Collected data
^^^^^^^^^^^^^^^^

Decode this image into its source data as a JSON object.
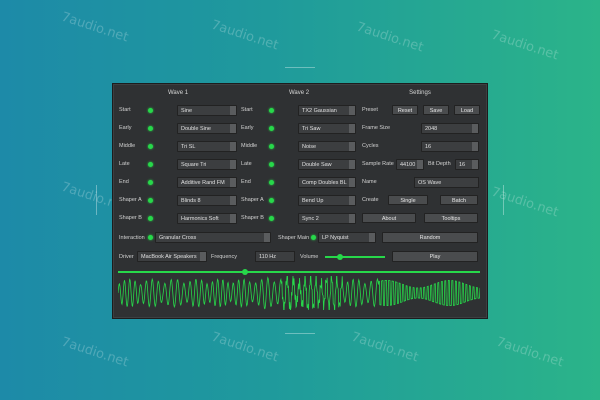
{
  "watermark": "7audio.net",
  "headers": {
    "wave1": "Wave 1",
    "wave2": "Wave 2",
    "settings": "Settings"
  },
  "wave1": [
    {
      "label": "Start",
      "value": "Sine"
    },
    {
      "label": "Early",
      "value": "Double Sine"
    },
    {
      "label": "Middle",
      "value": "Tri SL"
    },
    {
      "label": "Late",
      "value": "Square Tri"
    },
    {
      "label": "End",
      "value": "Additive Rand FM"
    },
    {
      "label": "Shaper A",
      "value": "Blinds 8"
    },
    {
      "label": "Shaper B",
      "value": "Harmonics Soft"
    }
  ],
  "wave2": [
    {
      "label": "Start",
      "value": "TX2 Gaussian"
    },
    {
      "label": "Early",
      "value": "Tri Saw"
    },
    {
      "label": "Middle",
      "value": "Noise"
    },
    {
      "label": "Late",
      "value": "Double Saw"
    },
    {
      "label": "End",
      "value": "Comp Doubles BL"
    },
    {
      "label": "Shaper A",
      "value": "Bend Up"
    },
    {
      "label": "Shaper B",
      "value": "Sync 2"
    }
  ],
  "settings": {
    "preset_label": "Preset",
    "reset": "Reset",
    "save": "Save",
    "load": "Load",
    "frame_size_label": "Frame Size",
    "frame_size": "2048",
    "cycles_label": "Cycles",
    "cycles": "16",
    "sample_rate_label": "Sample Rate",
    "sample_rate": "44100",
    "bit_depth_label": "Bit Depth",
    "bit_depth": "16",
    "name_label": "Name",
    "name": "OS Wave",
    "create_label": "Create",
    "single": "Single",
    "batch": "Batch",
    "about": "About",
    "tooltips": "Tooltips"
  },
  "interaction": {
    "label": "Interaction",
    "value": "Granular Cross"
  },
  "shaper_main": {
    "label": "Shaper Main",
    "value": "LP Nyquist"
  },
  "random": "Random",
  "driver": {
    "label": "Driver",
    "value": "MacBook Air Speakers"
  },
  "frequency": {
    "label": "Frequency",
    "value": "110 Hz"
  },
  "volume": {
    "label": "Volume",
    "level": 0.25
  },
  "play": "Play",
  "position": {
    "level": 0.35
  },
  "colors": {
    "accent": "#27d84a",
    "panel": "#2f3133"
  }
}
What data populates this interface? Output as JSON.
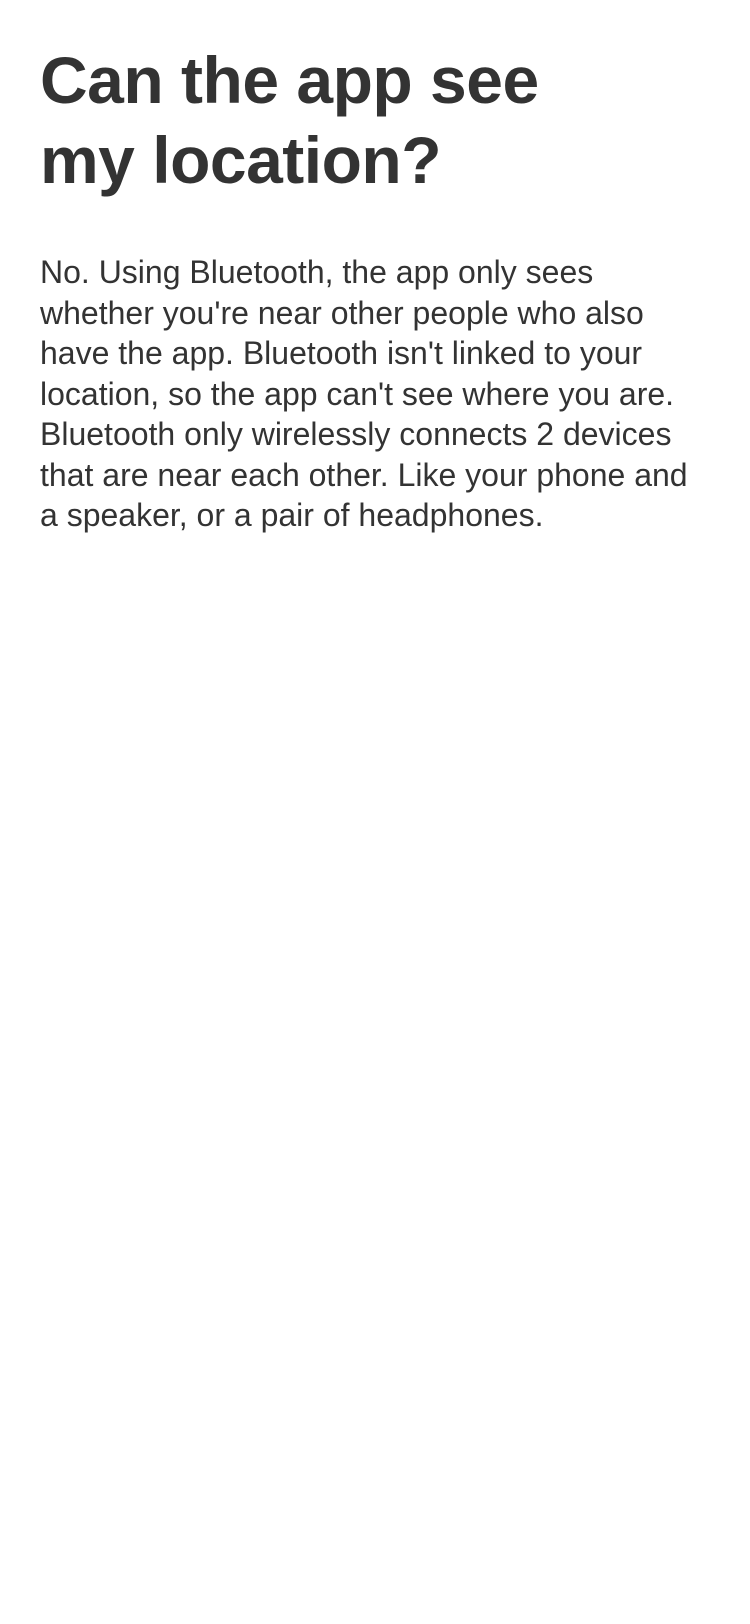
{
  "page": {
    "title": "Can the app see my location?",
    "body": "No. Using Bluetooth, the app only sees whether you're near other people who also have the app. Bluetooth isn't linked to your location, so the app can't see where you are. Bluetooth only wirelessly connects 2 devices that are near each other. Like your phone and a speaker, or a pair of headphones."
  },
  "colors": {
    "background": "#ffffff",
    "text": "#333333"
  }
}
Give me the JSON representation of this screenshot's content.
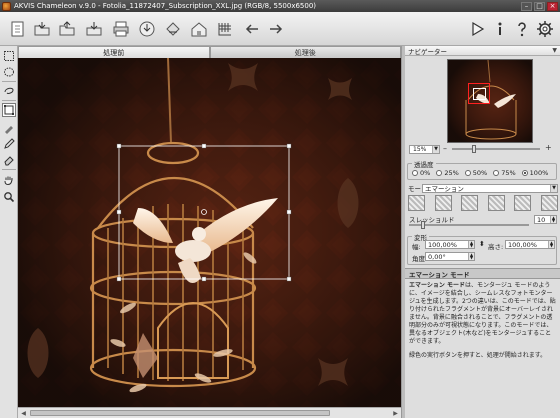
{
  "titlebar": {
    "title": "AKVIS Chameleon v.9.0 - Fotolia_11872407_Subscription_XXL.jpg (RGB/8, 5500x6500)",
    "minimize": "–",
    "maximize": "□",
    "close": "×"
  },
  "toolbar": {
    "icons": [
      "open-icon",
      "save-icon",
      "open-folder-icon",
      "image-icon",
      "print-icon",
      "share-icon",
      "paint-bucket-icon",
      "home-icon",
      "table-icon",
      "undo-icon",
      "redo-icon",
      "run-icon",
      "info-icon",
      "help-icon",
      "settings-icon"
    ]
  },
  "tabs": {
    "before": "処理前",
    "after": "処理後"
  },
  "navigator": {
    "title": "ナビゲーター",
    "zoom": "15%"
  },
  "transparency": {
    "label": "透過度",
    "options": [
      "0%",
      "25%",
      "50%",
      "75%",
      "100%"
    ],
    "selected": "100%"
  },
  "mode": {
    "label": "モード",
    "value": "エマーション"
  },
  "threshold": {
    "label": "スレッショルド",
    "value": "10",
    "fraction": 0.1
  },
  "transform": {
    "label": "変形",
    "width_label": "幅:",
    "width_value": "100,00%",
    "height_label": "高さ:",
    "height_value": "100,00%",
    "angle_label": "角度:",
    "angle_value": "0,00°"
  },
  "help": {
    "title": "エマーション モード",
    "paragraph1_bold": "エマーション モード",
    "paragraph1": "は、モンタージュ モードのように、イメージを結合し、シームレスなフォトモンタージュを生成します。2つの違いは、このモードでは、貼り付けられたフラグメントが背景にオーバーレイされません。背景に融合されることで、フラグメントの透明部分のみが可視状態になります。このモードでは、異なるオブジェクト(木など)をモンタージュすることができます。",
    "paragraph2": "緑色の実行ボタンを押すと、処理が開始されます。"
  },
  "colors": {
    "canvas_bg": "#2a1810",
    "selection": "#ffffff",
    "nav_frame": "#ff2020"
  }
}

^^^^^^^^^^^^^^^^

## Directions
Locate the lines above that contain "ffffff" and copy them.

## Output for this exercise
    "background": "#ffffff",
    "selection": "#ffffff",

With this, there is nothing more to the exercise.